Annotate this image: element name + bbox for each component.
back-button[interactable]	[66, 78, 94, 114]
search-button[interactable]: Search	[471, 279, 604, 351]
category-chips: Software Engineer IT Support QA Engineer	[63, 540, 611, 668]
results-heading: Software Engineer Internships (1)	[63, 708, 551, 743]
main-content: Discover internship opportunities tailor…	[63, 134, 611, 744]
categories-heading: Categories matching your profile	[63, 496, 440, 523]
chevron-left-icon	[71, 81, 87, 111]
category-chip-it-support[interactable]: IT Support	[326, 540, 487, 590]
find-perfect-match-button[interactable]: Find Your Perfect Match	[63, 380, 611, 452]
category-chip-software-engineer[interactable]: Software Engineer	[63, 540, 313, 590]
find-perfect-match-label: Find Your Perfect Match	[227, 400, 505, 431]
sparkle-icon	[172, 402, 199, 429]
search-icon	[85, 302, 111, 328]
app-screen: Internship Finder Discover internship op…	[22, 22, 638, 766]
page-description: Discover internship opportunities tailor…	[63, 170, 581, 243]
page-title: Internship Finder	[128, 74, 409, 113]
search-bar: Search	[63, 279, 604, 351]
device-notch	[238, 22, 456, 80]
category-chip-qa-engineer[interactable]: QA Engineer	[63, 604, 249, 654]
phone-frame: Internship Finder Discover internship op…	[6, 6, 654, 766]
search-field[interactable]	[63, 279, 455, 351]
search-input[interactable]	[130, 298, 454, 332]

_ _ _ _

INSTRUCTION: Can you copy every entry above back out line for line, leaving each character unchanged?

WORKED SOLUTION:
Annotate this image: element name + bbox for each component.
back-button[interactable]	[66, 78, 94, 114]
search-button[interactable]: Search	[471, 279, 604, 351]
category-chips: Software Engineer IT Support QA Engineer	[63, 540, 611, 668]
results-heading: Software Engineer Internships (1)	[63, 708, 551, 743]
main-content: Discover internship opportunities tailor…	[63, 134, 611, 744]
categories-heading: Categories matching your profile	[63, 496, 440, 523]
chevron-left-icon	[71, 81, 87, 111]
category-chip-it-support[interactable]: IT Support	[326, 540, 487, 590]
find-perfect-match-button[interactable]: Find Your Perfect Match	[63, 380, 611, 452]
category-chip-software-engineer[interactable]: Software Engineer	[63, 540, 313, 590]
find-perfect-match-label: Find Your Perfect Match	[227, 400, 505, 431]
sparkle-icon	[172, 402, 199, 429]
search-icon	[85, 302, 111, 328]
app-screen: Internship Finder Discover internship op…	[22, 22, 638, 766]
page-description: Discover internship opportunities tailor…	[63, 170, 581, 243]
page-title: Internship Finder	[128, 74, 409, 113]
search-bar: Search	[63, 279, 604, 351]
device-notch	[238, 22, 456, 80]
category-chip-qa-engineer[interactable]: QA Engineer	[63, 604, 249, 654]
phone-frame: Internship Finder Discover internship op…	[6, 6, 654, 766]
search-field[interactable]	[63, 279, 455, 351]
search-input[interactable]	[130, 298, 454, 332]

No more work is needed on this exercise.